- Metin bloğu:
————————
Emsal Mahkeme Kararı Bakırköy 5. Asliye Ticaret Mahkemesi 2021/867 E. 2023/284 K. 30.03.2023 T.

Görüntülediğiniz mahkeme kararı henüz kesinleşmemiştir. Yararlı olması amacıyla eklenmiştir.

T.C. BAKIRKÖY 5. ASLİYE TİCARET MAHKEMESİ

ESAS NO : 2021/867
KARAR NO : 2023/284

DAVA : Menfi Tespit (Kambiyo Senetlerinden Kaynaklanan)
DAVA TARİHİ : 08/10/2021
KARAR TARİHİ : 30/03/2023
KARAR YAZIM TARİHİ : 18/04/2023
Mahkememizde görülmekte olan Menfi Tespit (Kambiyo Senetlerinden Kaynaklanan) davasının yapılan açık yargılaması sonunda,
GEREĞİ DÜŞÜNÜLDÜ:
Davacı vekili mahkememize sunmuş olduğu dava dilekçesinde özetle; davalı tarafından haksız başlatılan Bakırköy …. İcra Müdürlügü … Esas sayılı dosyasından çıkarılan ödeme emrinin muhtara tebliğ edilmesi nedeni ile müvekkilin takipten haberi olmamış ve süresi içerisinde itiraz etme imkanı bulunmadığını, müvekkil takibin açıldığını banka hesaplarına uygulanan haciz sonrasında öğrendiğini, takibe konu borç …. Bankası A.Ş. …. Şubesi tarafından verilmiş …. seri numaralı 23/10/2015 keşide tarihli 30.000,00 TL bedelli keşidecisi … Geri Dönüşüm San ve Tic Ltd Şti lehdarı da müvekkil olan çekten kaynaklandığını, davalı … çekin ibrazından sonra çeki teslim almış olan kişi olduğunu, çek bankaya ibraz edildiğinde Manisa … Asliye Hukuk Mahkemesinin … E sayılı dosyası ile banka hesabına ödeme yasağı konulduğundan karşılığının ödenmediği, ibrazdan sonra çekin … tarafından imzalandığı görüldüğünü, Manisa ….Asliye Hukuk Mahkemesi’nin …Esas sayılı dosyası ile …. Geri Dönüşüm San ve Tic Ltd Şti bahsi geçen çekten dolayı borçlu olmadığının tespitini talep etmiş ve davası reddolunarak kesinleştiğini, davalı … ile müvekkil arasında herhangi bir ticari ilişki olmadığını, çekin incelenmesinde … ile müvekkil arasında bulunan cirantaların ismi çizilmiş, … çek bankaya ibraz edildikten sonra çekin yetkisiz hamili olduğunu belirterek; müvekkilin, Bakırköy ….İcra Müdürlüğünün … Esas sayılı dosyasından davalıya borçlu olmadığının tespiti ile takibin iptaline, müvekkilden cebri icra yolu ile tahsil edilen 17.896,03TL’nin ve haricen tahsil edilen miktarın müvekkile iadesine karar verilmesini talep ve dava etmiştir.
————————
- Veri satırları:
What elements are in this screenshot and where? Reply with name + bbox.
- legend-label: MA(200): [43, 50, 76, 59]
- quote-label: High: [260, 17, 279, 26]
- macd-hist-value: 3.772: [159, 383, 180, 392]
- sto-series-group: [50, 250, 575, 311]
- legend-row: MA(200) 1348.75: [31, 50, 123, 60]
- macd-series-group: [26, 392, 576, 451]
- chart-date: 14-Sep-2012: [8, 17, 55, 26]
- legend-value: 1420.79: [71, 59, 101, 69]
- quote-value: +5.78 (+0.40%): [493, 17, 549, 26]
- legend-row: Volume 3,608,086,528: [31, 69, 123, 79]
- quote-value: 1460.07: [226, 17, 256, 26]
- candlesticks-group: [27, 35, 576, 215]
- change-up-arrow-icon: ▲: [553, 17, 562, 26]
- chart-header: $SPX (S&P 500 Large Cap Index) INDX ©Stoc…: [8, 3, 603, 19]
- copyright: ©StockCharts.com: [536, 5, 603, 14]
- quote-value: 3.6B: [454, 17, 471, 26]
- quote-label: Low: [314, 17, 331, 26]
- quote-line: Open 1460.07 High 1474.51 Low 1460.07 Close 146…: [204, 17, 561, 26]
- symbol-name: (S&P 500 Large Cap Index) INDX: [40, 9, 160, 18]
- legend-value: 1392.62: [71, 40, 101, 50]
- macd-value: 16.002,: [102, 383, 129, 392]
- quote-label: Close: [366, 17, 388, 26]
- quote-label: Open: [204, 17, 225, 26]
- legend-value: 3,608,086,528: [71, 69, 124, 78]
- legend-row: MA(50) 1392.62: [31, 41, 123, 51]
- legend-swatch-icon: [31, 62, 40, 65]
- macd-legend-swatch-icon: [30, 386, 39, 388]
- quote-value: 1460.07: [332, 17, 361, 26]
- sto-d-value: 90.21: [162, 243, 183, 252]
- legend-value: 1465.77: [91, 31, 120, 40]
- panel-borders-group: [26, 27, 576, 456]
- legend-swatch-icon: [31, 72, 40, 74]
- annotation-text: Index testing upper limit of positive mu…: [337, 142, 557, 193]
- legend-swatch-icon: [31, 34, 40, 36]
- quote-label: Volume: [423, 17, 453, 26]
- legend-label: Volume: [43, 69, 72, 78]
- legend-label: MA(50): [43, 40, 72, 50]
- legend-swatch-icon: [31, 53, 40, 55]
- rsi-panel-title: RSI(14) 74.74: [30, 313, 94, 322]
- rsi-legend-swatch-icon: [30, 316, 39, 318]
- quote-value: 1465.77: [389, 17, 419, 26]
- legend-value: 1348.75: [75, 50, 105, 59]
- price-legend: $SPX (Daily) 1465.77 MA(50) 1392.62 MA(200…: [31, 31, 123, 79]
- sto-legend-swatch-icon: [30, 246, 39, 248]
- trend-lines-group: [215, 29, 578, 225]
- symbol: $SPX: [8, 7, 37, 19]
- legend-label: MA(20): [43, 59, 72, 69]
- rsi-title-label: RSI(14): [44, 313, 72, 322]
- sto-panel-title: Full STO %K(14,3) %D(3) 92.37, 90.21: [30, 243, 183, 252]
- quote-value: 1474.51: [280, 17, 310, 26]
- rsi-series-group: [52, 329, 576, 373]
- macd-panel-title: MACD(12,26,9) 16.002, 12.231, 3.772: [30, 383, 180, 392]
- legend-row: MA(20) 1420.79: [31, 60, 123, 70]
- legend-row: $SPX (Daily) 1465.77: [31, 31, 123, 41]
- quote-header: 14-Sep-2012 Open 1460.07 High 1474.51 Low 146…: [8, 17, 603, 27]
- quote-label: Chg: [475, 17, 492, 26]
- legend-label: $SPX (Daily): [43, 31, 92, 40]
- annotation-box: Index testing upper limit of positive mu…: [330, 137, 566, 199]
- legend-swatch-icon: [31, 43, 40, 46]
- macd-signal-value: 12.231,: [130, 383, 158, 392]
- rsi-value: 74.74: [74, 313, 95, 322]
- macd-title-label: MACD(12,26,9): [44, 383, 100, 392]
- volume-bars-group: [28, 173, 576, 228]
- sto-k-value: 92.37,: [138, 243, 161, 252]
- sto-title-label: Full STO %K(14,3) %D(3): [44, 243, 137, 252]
————————
- Görevler:
a) Mahkeme kararı metninde "Görüntülediğiniz mahkeme kararı" ifadesinden başlayıp "DAVA : Menfi Tespit (Kambiyo Senetlerinden Kaynaklanan)" ifadesine kadar uzanan her şeyi aynen kopyalayın.
b) Kayıtların başından "- legend-swatch-icon: [31, 72, 40, 74]" ifadesini içeren satıra kadar her şeyi, iki uç satır da dahil olmak üzere, aynen tekrarlayın.
Metin ile kayıtlar birbirinden bağımsızdır.

- Yanıtlar:
a)
Görüntülediğiniz mahkeme kararı henüz kesinleşmemiştir. Yararlı olması amacıyla eklenmiştir.

T.C. BAKIRKÖY 5. ASLİYE TİCARET MAHKEMESİ

ESAS NO : 2021/867
KARAR NO : 2023/284

DAVA : Menfi Tespit (Kambiyo Senetlerinden Kaynaklanan)

b)
What elements are in this screenshot and where? Reply with name + bbox.
- legend-label: MA(200): [43, 50, 76, 59]
- quote-label: High: [260, 17, 279, 26]
- macd-hist-value: 3.772: [159, 383, 180, 392]
- sto-series-group: [50, 250, 575, 311]
- legend-row: MA(200) 1348.75: [31, 50, 123, 60]
- macd-series-group: [26, 392, 576, 451]
- chart-date: 14-Sep-2012: [8, 17, 55, 26]
- legend-value: 1420.79: [71, 59, 101, 69]
- quote-value: +5.78 (+0.40%): [493, 17, 549, 26]
- legend-row: Volume 3,608,086,528: [31, 69, 123, 79]
- quote-value: 1460.07: [226, 17, 256, 26]
- candlesticks-group: [27, 35, 576, 215]
- change-up-arrow-icon: ▲: [553, 17, 562, 26]
- chart-header: $SPX (S&P 500 Large Cap Index) INDX ©Stoc…: [8, 3, 603, 19]
- copyright: ©StockCharts.com: [536, 5, 603, 14]
- quote-value: 3.6B: [454, 17, 471, 26]
- quote-label: Low: [314, 17, 331, 26]
- quote-line: Open 1460.07 High 1474.51 Low 1460.07 Close 146…: [204, 17, 561, 26]
- symbol-name: (S&P 500 Large Cap Index) INDX: [40, 9, 160, 18]
- legend-value: 1392.62: [71, 40, 101, 50]
- macd-value: 16.002,: [102, 383, 129, 392]
- quote-label: Close: [366, 17, 388, 26]
- quote-label: Open: [204, 17, 225, 26]
- legend-value: 3,608,086,528: [71, 69, 124, 78]
- legend-row: MA(50) 1392.62: [31, 41, 123, 51]
- legend-swatch-icon: [31, 62, 40, 65]
- macd-legend-swatch-icon: [30, 386, 39, 388]
- quote-value: 1460.07: [332, 17, 361, 26]
- sto-d-value: 90.21: [162, 243, 183, 252]
- legend-value: 1465.77: [91, 31, 120, 40]
- panel-borders-group: [26, 27, 576, 456]
- legend-swatch-icon: [31, 72, 40, 74]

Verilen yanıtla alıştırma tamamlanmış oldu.